- EXERCISE REQUIREMENTS
From the records below, copy every line that contains the word "JSON".

- PROVIDED DATA
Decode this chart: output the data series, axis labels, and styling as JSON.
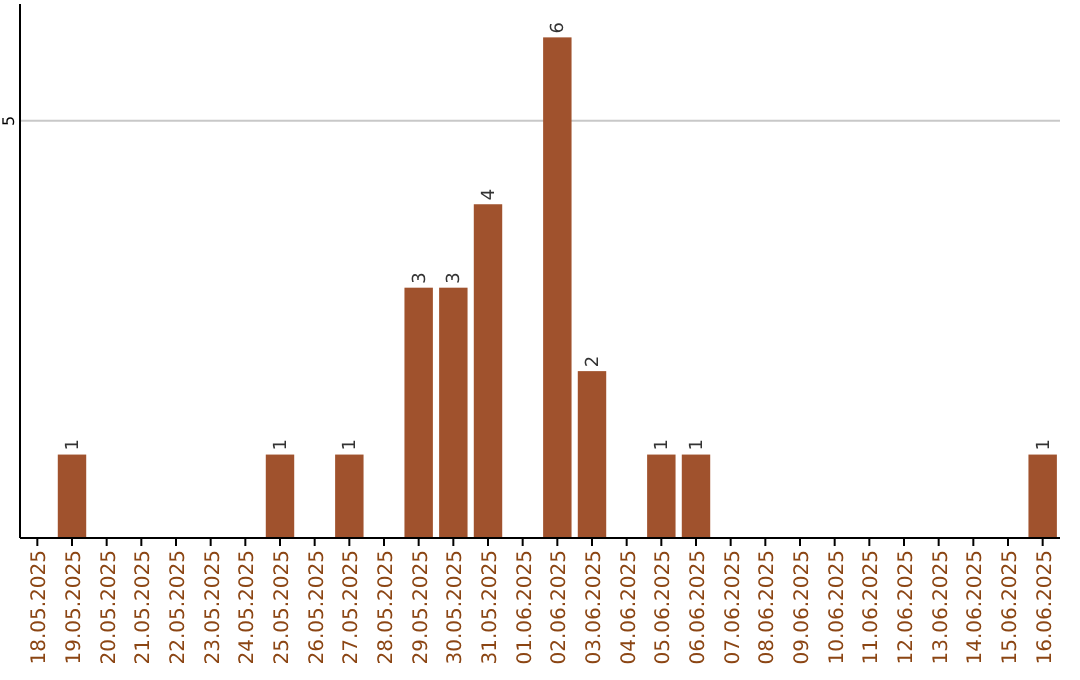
{
  "chart_data": {
    "type": "bar",
    "categories": [
      "18.05.2025",
      "19.05.2025",
      "20.05.2025",
      "21.05.2025",
      "22.05.2025",
      "23.05.2025",
      "24.05.2025",
      "25.05.2025",
      "26.05.2025",
      "27.05.2025",
      "28.05.2025",
      "29.05.2025",
      "30.05.2025",
      "31.05.2025",
      "01.06.2025",
      "02.06.2025",
      "03.06.2025",
      "04.06.2025",
      "05.06.2025",
      "06.06.2025",
      "07.06.2025",
      "08.06.2025",
      "09.06.2025",
      "10.06.2025",
      "11.06.2025",
      "12.06.2025",
      "13.06.2025",
      "14.06.2025",
      "15.06.2025",
      "16.06.2025"
    ],
    "values": [
      0,
      1,
      0,
      0,
      0,
      0,
      0,
      1,
      0,
      1,
      0,
      3,
      3,
      4,
      0,
      6,
      2,
      0,
      1,
      1,
      0,
      0,
      0,
      0,
      0,
      0,
      0,
      0,
      0,
      1
    ],
    "value_labels": [
      null,
      "1",
      null,
      null,
      null,
      null,
      null,
      "1",
      null,
      "1",
      null,
      "3",
      "3",
      "4",
      null,
      "6",
      "2",
      null,
      "1",
      "1",
      null,
      null,
      null,
      null,
      null,
      null,
      null,
      null,
      null,
      "1"
    ],
    "color": "#a0522d",
    "ylim": [
      0,
      6.4
    ],
    "yticks": [
      5
    ],
    "grid": "y"
  }
}
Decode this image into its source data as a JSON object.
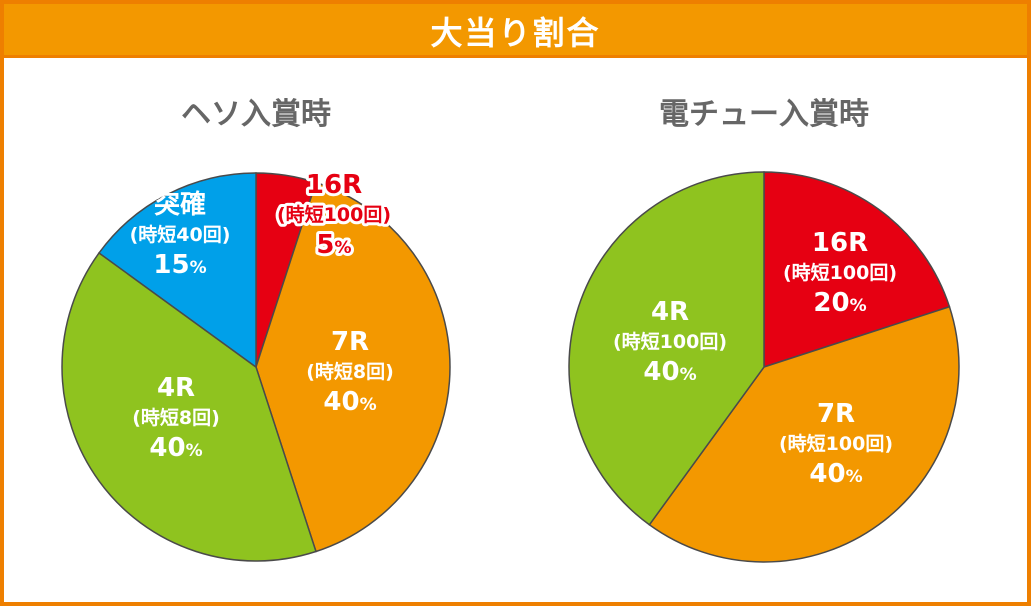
{
  "header": {
    "title": "大当り割合"
  },
  "chart_data": [
    {
      "type": "pie",
      "title": "ヘソ入賞時",
      "slices": [
        {
          "name": "16R",
          "sub": "(時短100回)",
          "value": 5,
          "pct_label": "5",
          "color": "#e60012"
        },
        {
          "name": "7R",
          "sub": "(時短8回)",
          "value": 40,
          "pct_label": "40",
          "color": "#f39800"
        },
        {
          "name": "4R",
          "sub": "(時短8回)",
          "value": 40,
          "pct_label": "40",
          "color": "#8fc31f"
        },
        {
          "name": "突確",
          "sub": "(時短40回)",
          "value": 15,
          "pct_label": "15",
          "color": "#00a0e9"
        }
      ],
      "percent_symbol": "%"
    },
    {
      "type": "pie",
      "title": "電チュー入賞時",
      "slices": [
        {
          "name": "16R",
          "sub": "(時短100回)",
          "value": 20,
          "pct_label": "20",
          "color": "#e60012"
        },
        {
          "name": "7R",
          "sub": "(時短100回)",
          "value": 40,
          "pct_label": "40",
          "color": "#f39800"
        },
        {
          "name": "4R",
          "sub": "(時短100回)",
          "value": 40,
          "pct_label": "40",
          "color": "#8fc31f"
        }
      ],
      "percent_symbol": "%"
    }
  ]
}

- ANSWER
Decode this chart: output the data series, axis labels, and styling as JSON.
Decode this image into its source data as a JSON object.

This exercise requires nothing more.